§ Selected passage:
━━━━━━━━━━━━━━━━━━━━
I thought long and hard about this, and in the end, I love popcorn... 

I support the idea, but I doubt it makes much difference. Those of us who maintain our tools are likely a small portion of their sales. I simply believe today's culture is all about cheap and disposable. I think the bottom line is far more important to the company than their reputation among serious woodworkers. Sad...


----------



## woodtickgreg (Feb 6, 2013)

DKMD said:


> I simply believe today's culture is all about cheap and disposable. I think the bottom line is far more important to the company than their reputation among serious woodworkers. Sad...



That is my thinking also, and I have absolutely no idea of which way I would vote.:dunno:


----------



## Kevin (Feb 6, 2013)

DKMD said:


> I support the idea, but I doubt it makes much difference. Those of us who maintain our tools are likely a small portion of their sales.



Exactly, and that's why a boycott. They may not care about tens of thousands who are currently on back orders, but when hundreds of thousands of potential customers are being told not to buy their unsupported junk, they will care.


----------



## Kevin (Feb 6, 2013)

woodtickgreg said:


> Kevin I agree they won't just discard it, it's like harbor freight, cheap chinese crap but they sell a ton of it.



No no no you guys are just not getting it. And this is nothing like HF Greg. Everyone knows they are sacrificing quality for price with HF, but they also know or at least believe that HF will be around next year. Not so with DM. Most of the people who buy DM products have no clue that they are buying from a company reeling from disorganization. And the status quo with DM is that their current income offsets the lack of sales by supplying the parts to older machinery. They have no reason to care if they sell parts right now because they want to milk the name cow for a couple of more years or more - that's the whole reason they bought the name! If we cut their income down enough from the new sales it will definitely get their attention.
━━━━━━━━━━━━━━━━━━━━
§ Data provided:
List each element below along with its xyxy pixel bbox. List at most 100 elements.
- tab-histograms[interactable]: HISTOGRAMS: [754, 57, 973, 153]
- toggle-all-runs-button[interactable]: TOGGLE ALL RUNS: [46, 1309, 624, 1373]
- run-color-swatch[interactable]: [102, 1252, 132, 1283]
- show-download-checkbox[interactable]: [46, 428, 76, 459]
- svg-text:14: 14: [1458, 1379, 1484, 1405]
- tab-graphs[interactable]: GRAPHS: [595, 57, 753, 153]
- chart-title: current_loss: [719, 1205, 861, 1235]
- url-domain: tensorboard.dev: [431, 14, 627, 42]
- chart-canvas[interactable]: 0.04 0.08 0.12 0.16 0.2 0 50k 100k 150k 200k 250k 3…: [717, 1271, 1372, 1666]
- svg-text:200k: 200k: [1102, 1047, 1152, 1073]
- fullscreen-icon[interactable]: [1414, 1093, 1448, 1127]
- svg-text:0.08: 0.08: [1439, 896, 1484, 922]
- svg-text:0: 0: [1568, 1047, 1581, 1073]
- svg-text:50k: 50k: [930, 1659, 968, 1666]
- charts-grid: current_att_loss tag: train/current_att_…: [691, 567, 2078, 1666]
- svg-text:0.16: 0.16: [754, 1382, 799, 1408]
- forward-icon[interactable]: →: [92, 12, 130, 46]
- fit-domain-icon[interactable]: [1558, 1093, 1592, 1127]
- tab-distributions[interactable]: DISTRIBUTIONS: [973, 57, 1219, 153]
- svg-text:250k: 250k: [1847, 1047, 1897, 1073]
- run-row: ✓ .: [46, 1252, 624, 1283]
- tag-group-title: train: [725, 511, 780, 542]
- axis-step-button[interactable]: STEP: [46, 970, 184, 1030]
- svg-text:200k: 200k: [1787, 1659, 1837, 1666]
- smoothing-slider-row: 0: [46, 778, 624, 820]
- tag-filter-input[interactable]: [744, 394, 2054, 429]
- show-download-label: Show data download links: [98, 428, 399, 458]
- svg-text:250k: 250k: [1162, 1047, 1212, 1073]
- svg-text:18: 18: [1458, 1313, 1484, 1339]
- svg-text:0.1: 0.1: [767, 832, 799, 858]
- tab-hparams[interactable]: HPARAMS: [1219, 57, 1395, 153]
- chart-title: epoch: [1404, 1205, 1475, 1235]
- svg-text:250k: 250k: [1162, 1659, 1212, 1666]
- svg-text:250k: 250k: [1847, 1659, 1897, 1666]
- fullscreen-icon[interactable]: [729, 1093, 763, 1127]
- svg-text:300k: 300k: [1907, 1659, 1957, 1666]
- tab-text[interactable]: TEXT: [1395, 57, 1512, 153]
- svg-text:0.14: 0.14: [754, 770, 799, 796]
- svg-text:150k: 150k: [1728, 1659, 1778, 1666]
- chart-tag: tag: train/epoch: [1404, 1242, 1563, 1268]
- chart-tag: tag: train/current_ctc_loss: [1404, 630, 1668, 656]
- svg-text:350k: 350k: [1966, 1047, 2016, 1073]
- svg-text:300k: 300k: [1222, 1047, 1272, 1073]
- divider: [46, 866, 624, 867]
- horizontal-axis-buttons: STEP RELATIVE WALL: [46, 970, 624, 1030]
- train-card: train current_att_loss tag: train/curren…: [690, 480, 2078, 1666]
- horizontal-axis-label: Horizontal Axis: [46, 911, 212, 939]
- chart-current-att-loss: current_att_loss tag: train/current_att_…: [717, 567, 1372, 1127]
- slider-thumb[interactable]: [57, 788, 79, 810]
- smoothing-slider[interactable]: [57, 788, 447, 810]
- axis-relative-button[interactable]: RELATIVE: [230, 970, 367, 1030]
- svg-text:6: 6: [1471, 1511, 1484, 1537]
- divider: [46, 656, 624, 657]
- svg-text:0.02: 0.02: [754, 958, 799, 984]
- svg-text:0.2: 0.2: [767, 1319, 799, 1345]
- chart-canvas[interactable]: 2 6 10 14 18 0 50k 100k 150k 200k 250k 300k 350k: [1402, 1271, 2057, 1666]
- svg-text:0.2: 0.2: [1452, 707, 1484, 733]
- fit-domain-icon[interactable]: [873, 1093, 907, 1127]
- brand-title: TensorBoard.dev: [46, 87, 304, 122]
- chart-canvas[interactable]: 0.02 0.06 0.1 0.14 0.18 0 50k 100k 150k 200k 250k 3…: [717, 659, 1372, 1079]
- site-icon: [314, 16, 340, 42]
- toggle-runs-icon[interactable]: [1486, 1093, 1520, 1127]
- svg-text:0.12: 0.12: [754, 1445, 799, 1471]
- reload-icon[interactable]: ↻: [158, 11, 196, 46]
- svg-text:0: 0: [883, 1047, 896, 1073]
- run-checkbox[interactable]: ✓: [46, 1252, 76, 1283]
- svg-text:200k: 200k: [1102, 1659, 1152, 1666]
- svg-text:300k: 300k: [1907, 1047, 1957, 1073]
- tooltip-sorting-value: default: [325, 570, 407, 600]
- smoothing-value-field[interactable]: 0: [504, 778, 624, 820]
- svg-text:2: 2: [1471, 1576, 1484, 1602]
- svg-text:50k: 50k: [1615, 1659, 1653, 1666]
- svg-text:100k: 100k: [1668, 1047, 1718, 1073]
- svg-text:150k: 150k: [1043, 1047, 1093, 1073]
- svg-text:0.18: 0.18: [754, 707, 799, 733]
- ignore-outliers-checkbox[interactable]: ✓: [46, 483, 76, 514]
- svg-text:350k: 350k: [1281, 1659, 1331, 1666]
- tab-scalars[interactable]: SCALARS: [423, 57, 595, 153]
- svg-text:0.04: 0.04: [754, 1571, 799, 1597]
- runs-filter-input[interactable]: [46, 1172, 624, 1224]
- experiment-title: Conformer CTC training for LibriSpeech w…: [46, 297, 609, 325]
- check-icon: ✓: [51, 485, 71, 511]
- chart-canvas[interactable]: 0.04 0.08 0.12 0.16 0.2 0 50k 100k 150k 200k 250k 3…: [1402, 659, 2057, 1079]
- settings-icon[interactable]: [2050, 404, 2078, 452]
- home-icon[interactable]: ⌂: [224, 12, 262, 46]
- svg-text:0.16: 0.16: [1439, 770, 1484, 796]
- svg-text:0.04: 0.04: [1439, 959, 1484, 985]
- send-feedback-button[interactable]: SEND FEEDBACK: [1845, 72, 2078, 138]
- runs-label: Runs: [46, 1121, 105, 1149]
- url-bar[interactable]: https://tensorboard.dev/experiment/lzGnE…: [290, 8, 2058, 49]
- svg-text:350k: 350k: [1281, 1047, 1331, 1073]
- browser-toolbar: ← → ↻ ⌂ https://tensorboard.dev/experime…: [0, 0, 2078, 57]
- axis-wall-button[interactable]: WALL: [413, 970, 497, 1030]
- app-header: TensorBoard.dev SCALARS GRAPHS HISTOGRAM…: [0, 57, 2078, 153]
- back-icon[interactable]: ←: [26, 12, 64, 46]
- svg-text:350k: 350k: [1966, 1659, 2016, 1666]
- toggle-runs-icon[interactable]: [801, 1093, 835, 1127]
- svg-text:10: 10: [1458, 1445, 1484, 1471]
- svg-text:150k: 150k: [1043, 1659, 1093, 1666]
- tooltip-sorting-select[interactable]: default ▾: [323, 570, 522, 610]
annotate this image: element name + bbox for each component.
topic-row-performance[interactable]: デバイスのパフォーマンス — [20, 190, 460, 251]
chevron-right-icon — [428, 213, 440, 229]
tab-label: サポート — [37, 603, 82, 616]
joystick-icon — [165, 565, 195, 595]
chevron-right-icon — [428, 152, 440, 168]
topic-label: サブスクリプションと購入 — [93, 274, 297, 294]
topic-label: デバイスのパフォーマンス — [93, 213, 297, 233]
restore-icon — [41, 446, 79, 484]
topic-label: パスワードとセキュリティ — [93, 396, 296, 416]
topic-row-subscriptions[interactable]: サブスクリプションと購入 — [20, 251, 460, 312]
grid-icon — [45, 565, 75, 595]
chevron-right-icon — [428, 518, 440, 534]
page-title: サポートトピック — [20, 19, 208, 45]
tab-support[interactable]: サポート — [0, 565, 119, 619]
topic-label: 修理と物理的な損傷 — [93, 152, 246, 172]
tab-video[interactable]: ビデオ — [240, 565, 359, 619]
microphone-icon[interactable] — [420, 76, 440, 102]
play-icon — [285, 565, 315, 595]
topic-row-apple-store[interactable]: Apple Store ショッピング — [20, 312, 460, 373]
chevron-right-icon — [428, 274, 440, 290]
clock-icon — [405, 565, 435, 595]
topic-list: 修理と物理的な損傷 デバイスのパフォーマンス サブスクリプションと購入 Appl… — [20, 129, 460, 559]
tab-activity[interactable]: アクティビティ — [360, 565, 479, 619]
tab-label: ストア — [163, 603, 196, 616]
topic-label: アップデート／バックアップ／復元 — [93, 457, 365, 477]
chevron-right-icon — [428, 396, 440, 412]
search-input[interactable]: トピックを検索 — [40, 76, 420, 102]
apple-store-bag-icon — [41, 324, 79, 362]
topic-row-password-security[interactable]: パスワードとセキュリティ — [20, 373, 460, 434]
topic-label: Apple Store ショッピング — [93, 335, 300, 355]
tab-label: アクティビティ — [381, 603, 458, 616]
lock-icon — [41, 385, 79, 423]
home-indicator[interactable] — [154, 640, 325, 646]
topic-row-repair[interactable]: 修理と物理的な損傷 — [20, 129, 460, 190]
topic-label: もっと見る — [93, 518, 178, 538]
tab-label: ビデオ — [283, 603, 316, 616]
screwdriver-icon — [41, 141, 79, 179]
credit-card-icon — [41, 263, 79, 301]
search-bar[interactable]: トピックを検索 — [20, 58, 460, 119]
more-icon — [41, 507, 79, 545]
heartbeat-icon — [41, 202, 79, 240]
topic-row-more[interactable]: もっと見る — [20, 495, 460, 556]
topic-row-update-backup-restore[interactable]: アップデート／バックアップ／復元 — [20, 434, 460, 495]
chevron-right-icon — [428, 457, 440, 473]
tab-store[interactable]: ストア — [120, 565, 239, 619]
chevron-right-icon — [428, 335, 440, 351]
━━━━━━━━━━━━━━━━━━━━
§ Work to complete:
(a) Decide whether each statement agrees with the woodworking thread, answering yes or no and quoting the deciding words: (i) DKMD thinks people who maintain their tools are likely a small portion of the company's sales; (ii) woodtickgreg says he would vote for the boycott; (iii) Kevin says the company is comparable to HF.
(b) Extend the woodworking thread by writing the next part after its final post.
The data come from a different source than the woodworking thread.

§ Answer set:
(a)
(i) Yes: "Those of us who maintain our tools are likely a small portion of their sales."
(ii) No: "I have absolutely no idea of which way I would vote."
(iii) No: "And this is nothing like HF Greg."

(b)
I see also that the idea may not be good unless it is given to a PR company (virtually all successful boycotts are in fact PR campaigns run by professional PR firms) but that doesn't deter me. . . . . I have a vision.


----------



## Mike1950 (Feb 6, 2013)

I have a vision. Uh oh better get his wife in on this- she is a nurse..................


----------



## Mike1950 (Feb 6, 2013)

Mike1950 said:


> I have a vision. Uh oh better get his wife in on this- she is a nurse..................



But then again maybe we will get another national holiday out of it?????????????


----------



## Kevin (Feb 6, 2013)

Mike1950 said:


> I have a vision. Uh oh better get his wife in on this- she is a nurse..................



We're thinking way too much alike. I thought of the same speech when I typed that . 

_"I have a dream . . . that *one* day, Delta with RISE up, and live out the true meaning of their creed . . . and ship us some dayum parts! . . . " 
_


----------



## scrimman (Feb 6, 2013)

I am one of the burned, and I'm @#!! tired of the planned obsolescence game. I've been avoiding their products like the plague for years now.


----------



## Shop Dad (Feb 11, 2013)

I'm with you Kevin. One way or another Delta should be held accountable. I just replace the broken switch on my Delta lathe with one from Grizzly (who does stock parts) because I couldn't get it from Delta after months of trying. This is a creative way to get either their attention or other woodworkers, whomever is listening. Perhaps an open letter to Delta Manufacturing?


----------



## woodtickgreg (Feb 11, 2013)

Ok, I had some time to chew on this a bit and I voted. I guess I have already been boycotting them all along anyway.


----------



## DKMD (Feb 11, 2013)

I can't believe that I'm the only one who went for the popcorn...


----------



## woodtickgreg (Feb 11, 2013)

DKMD said:


> I can't believe that I'm the only one who went for the popcorn...


I don't have any teeth I can't eat popcorn.


----------



## Kevin (Feb 11, 2013)

DKMD said:


> I can't believe that I'm the only one who went for the popcorn...



Well you're either a great leader or a lousy follower.


----------



## Walt (Feb 11, 2013)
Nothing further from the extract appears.